[Items from a data source]
..........

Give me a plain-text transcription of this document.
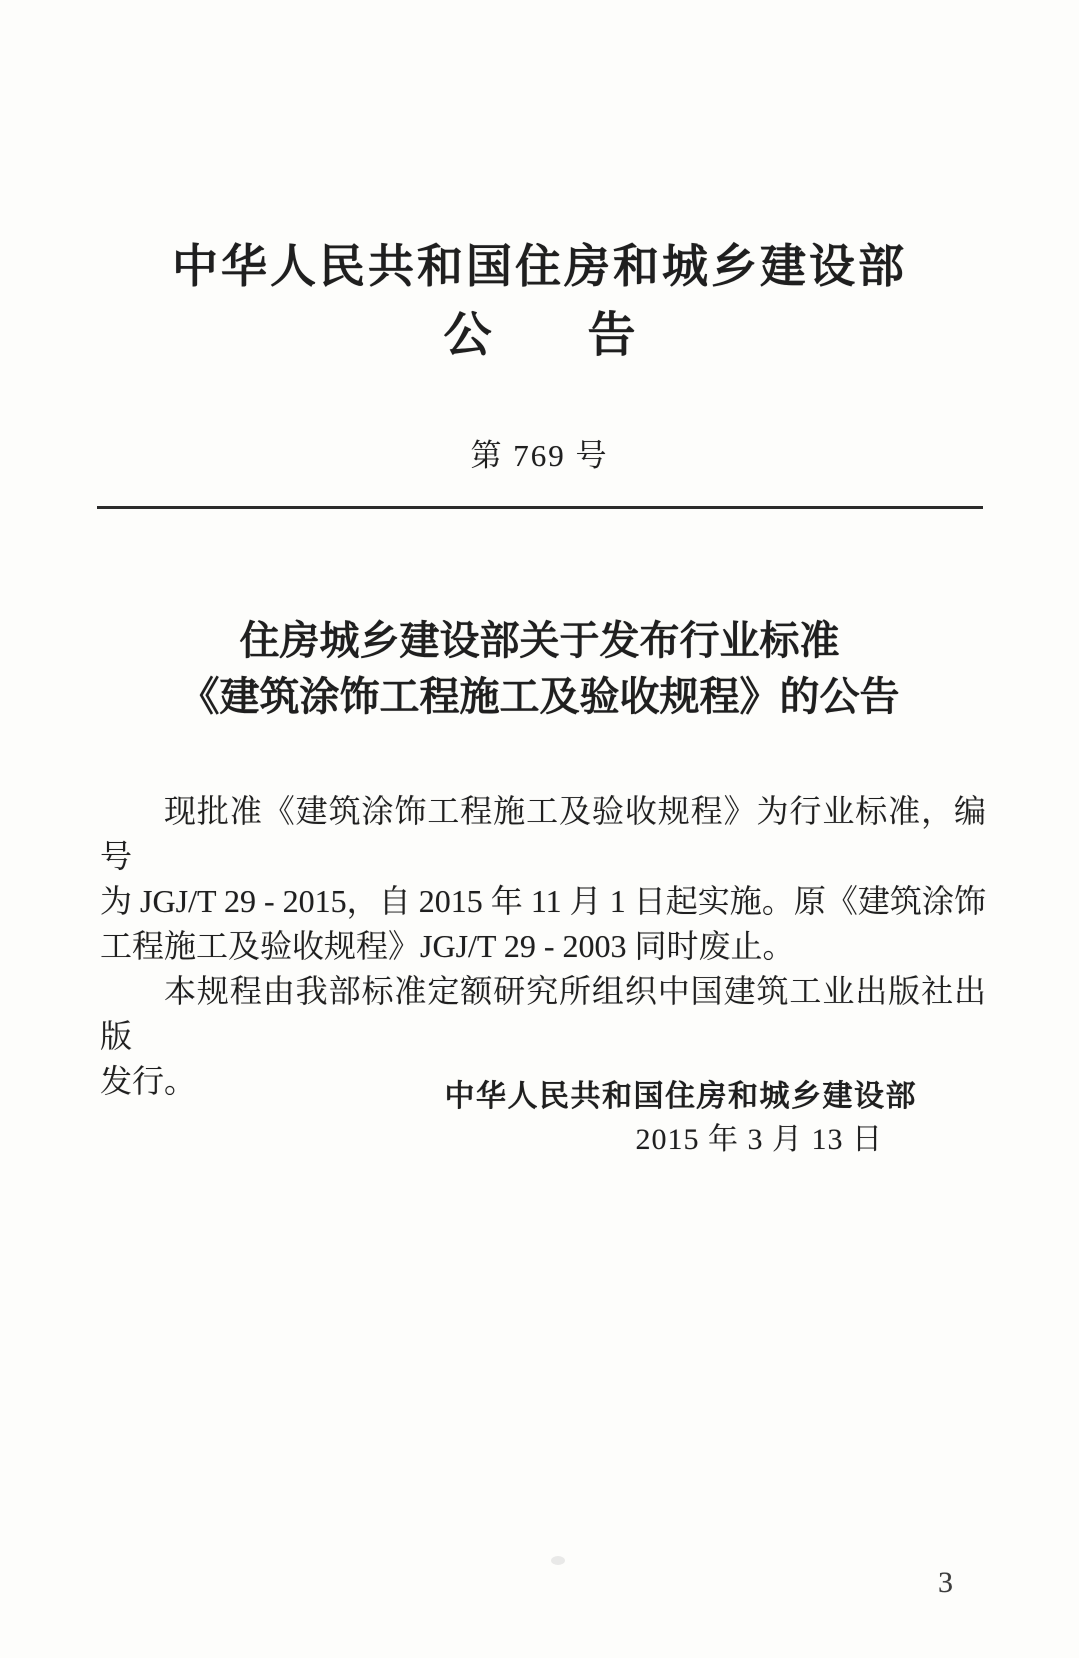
中华人民共和国住房和城乡建设部
公　　告
第 769 号
住房城乡建设部关于发布行业标准
《建筑涂饰工程施工及验收规程》的公告
现批准《建筑涂饰工程施工及验收规程》为行业标准，编号
为 JGJ/T 29 - 2015，自 2015 年 11 月 1 日起实施。原《建筑涂饰
工程施工及验收规程》JGJ/T 29 - 2003 同时废止。
本规程由我部标准定额研究所组织中国建筑工业出版社出版
发行。	中华人民共和国住房和城乡建设部
2015 年 3 月 13 日
3
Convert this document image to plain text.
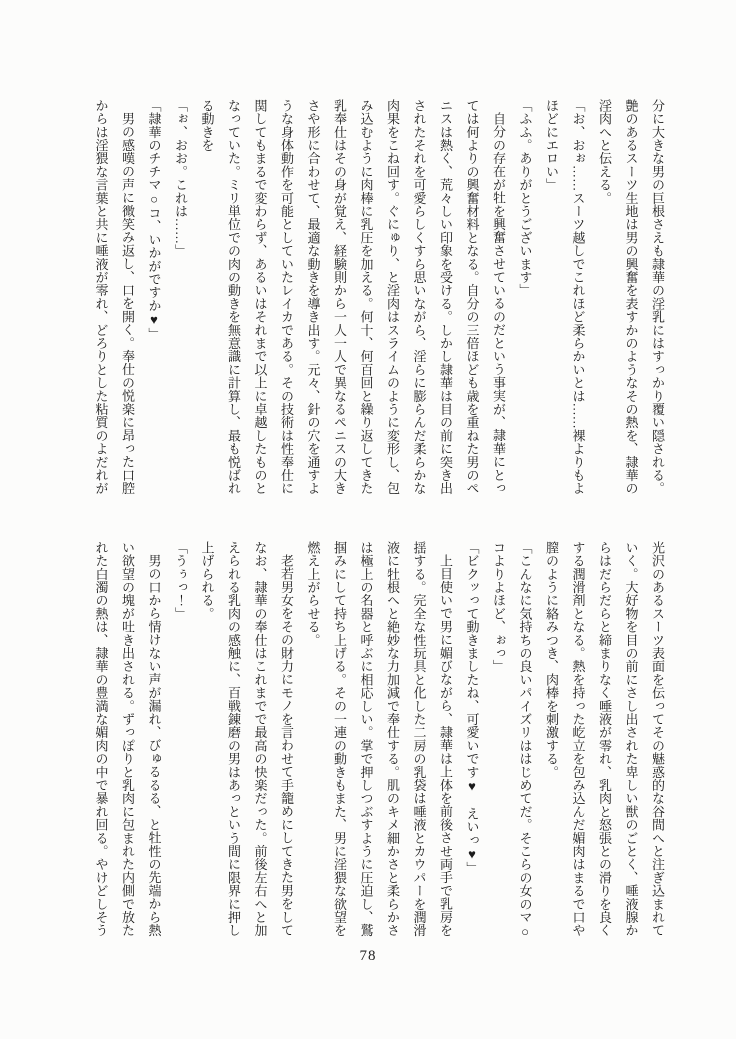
分に大きな男の巨根さえも隷華の淫乳にはすっかり覆い隠される。
艶のあるスーツ生地は男の興奮を表すかのようなその熱を、隷華の
淫肉へと伝える。
「お、おぉ……スーツ越しでこれほど柔らかいとは……裸よりもよ
ほどにエロい」
「ふふ。ありがとうございます」
自分の存在が牡を興奮させているのだという事実が、隷華にとっ
ては何よりの興奮材料となる。自分の三倍ほども歳を重ねた男のペ
ニスは熱く、荒々しい印象を受ける。しかし隷華は目の前に突き出
されたそれを可愛らしくすら思いながら、淫らに膨らんだ柔らかな
肉果をこね回す。ぐにゅり、と淫肉はスライムのように変形し、包
み込むように肉棒に乳圧を加える。何十、何百回と繰り返してきた
乳奉仕はその身が覚え、経験則から一人一人で異なるペニスの大き
さや形に合わせて、最適な動きを導き出す。元々、針の穴を通すよ
うな身体動作を可能としていたレイカである。その技術は性奉仕に
関してもまるで変わらず、あるいはそれまで以上に卓越したものと
なっていた。ミリ単位での肉の動きを無意識に計算し、最も悦ばれ
る動きを
「ぉ、おお。これは……」
「隷華のチチマ○コ、いかがですか♥」
男の感嘆の声に微笑み返し、口を開く。奉仕の悦楽に昂った口腔
からは淫猥な言葉と共に唾液が零れ、どろりとした粘質のよだれが
光沢のあるスーツ表面を伝ってその魅惑的な谷間へと注ぎ込まれて
いく。大好物を目の前にさし出された卑しい獣のごとく、唾液腺か
らはだらだらと締まりなく唾液が零れ、乳肉と怒張との滑りを良く
する潤滑剤となる。熱を持った屹立を包み込んだ媚肉はまるで口や
膣のように絡みつき、肉棒を刺激する。
「こんなに気持ちの良いパイズリははじめてだ。そこらの女のマ○
コよりよほど、ぉっ」
「ビクッって動きましたね、可愛いです♥　えいっ♥」
上目使いで男に媚びながら、隷華は上体を前後させ両手で乳房を
揺する。完全な性玩具と化した二房の乳袋は唾液とカウパーを潤滑
液に牡根へと絶妙な力加減で奉仕する。肌のキメ細かさと柔らかさ
は極上の名器と呼ぶに相応しい。掌で押しつぶすように圧迫し、鷲
掴みにして持ち上げる。その一連の動きもまた、男に淫猥な欲望を
燃え上がらせる。
老若男女をその財力にモノを言わせて手籠めにしてきた男をして
なお、隷華の奉仕はこれまでで最高の快楽だった。前後左右へと加
えられる乳肉の感触に、百戦錬磨の男はあっという間に限界に押し
上げられる。
「うぅっ！」
男の口から情けない声が漏れ、びゅるるる、と牡性の先端から熱
い欲望の塊が吐き出される。ずっぽりと乳肉に包まれた内側で放た
れた白濁の熱は、隷華の豊満な媚肉の中で暴れ回る。やけどしそう
78
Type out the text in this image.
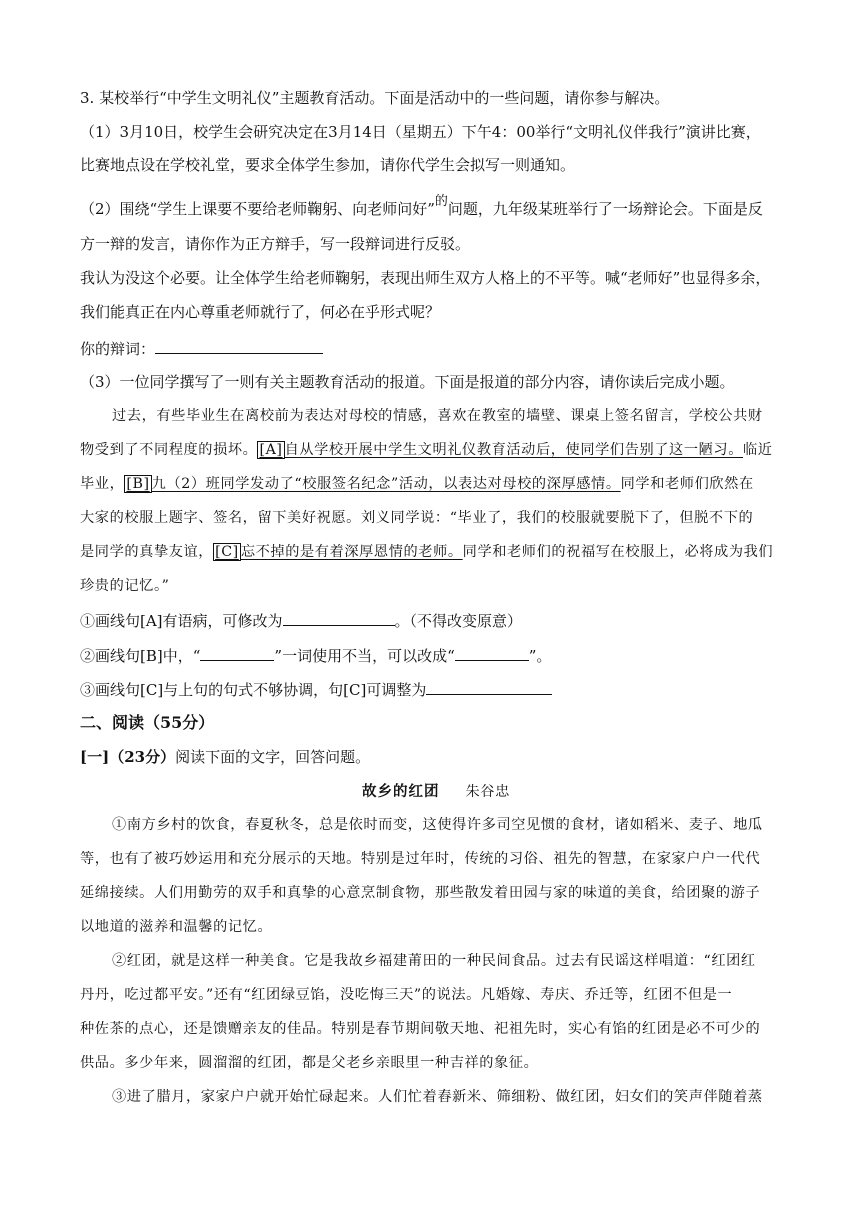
3. 某校举行“中学生文明礼仪”主题教育活动。下面是活动中的一些问题，请你参与解决。
（1）3月10日，校学生会研究决定在3月14日（星期五）下午4：00举行“文明礼仪伴我行”演讲比赛，
比赛地点设在学校礼堂，要求全体学生参加，请你代学生会拟写一则通知。
（2）围绕“学生上课要不要给老师鞠躬、向老师问好”的问题，九年级某班举行了一场辩论会。下面是反
方一辩的发言，请你作为正方辩手，写一段辩词进行反驳。
我认为没这个必要。让全体学生给老师鞠躬，表现出师生双方人格上的不平等。喊“老师好”也显得多余，
我们能真正在内心尊重老师就行了，何必在乎形式呢？
你的辩词：
（3）一位同学撰写了一则有关主题教育活动的报道。下面是报道的部分内容，请你读后完成小题。
过去，有些毕业生在离校前为表达对母校的情感，喜欢在教室的墙壁、课桌上签名留言，学校公共财
物受到了不同程度的损坏。 [A] 自从学校开展中学生文明礼仪教育活动后，使同学们告别了这一陋习。临近
毕业， [B] 九（2）班同学发动了“校服签名纪念”活动，以表达对母校的深厚感情。同学和老师们欣然在
大家的校服上题字、签名，留下美好祝愿。刘义同学说：“毕业了，我们的校服就要脱下了，但脱不下的
是同学的真挚友谊， [C] 忘不掉的是有着深厚恩情的老师。同学和老师们的祝福写在校服上，必将成为我们
珍贵的记忆。”
①画线句[A]有语病，可修改为	。（不得改变原意）
②画线句[B]中，“	”一词使用不当，可以改成“	”。
③画线句[C]与上句的句式不够协调，句[C]可调整为
二、阅读（55分）
[一]（23分）阅读下面的文字，回答问题。
故乡的红团 朱谷忠
①南方乡村的饮食，春夏秋冬，总是依时而变，这使得许多司空见惯的食材，诸如稻米、麦子、地瓜
等，也有了被巧妙运用和充分展示的天地。特别是过年时，传统的习俗、祖先的智慧，在家家户户一代代
延绵接续。人们用勤劳的双手和真挚的心意烹制食物，那些散发着田园与家的味道的美食，给团聚的游子
以地道的滋养和温馨的记忆。
②红团，就是这样一种美食。它是我故乡福建莆田的一种民间食品。过去有民谣这样唱道：“红团红
丹丹，吃过都平安。”还有“红团绿豆馅，没吃悔三天”的说法。凡婚嫁、寿庆、乔迁等，红团不但是一
种佐茶的点心，还是馈赠亲友的佳品。特别是春节期间敬天地、祀祖先时，实心有馅的红团是必不可少的
供品。多少年来，圆溜溜的红团，都是父老乡亲眼里一种吉祥的象征。
③进了腊月，家家户户就开始忙碌起来。人们忙着舂新米、筛细粉、做红团，妇女们的笑声伴随着蒸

..........

Filter the listing above for the string "text" and copy every matching line.

Give me a plain-text transcription of this document.
Convert this document image to plain text.
Type out the text in this image.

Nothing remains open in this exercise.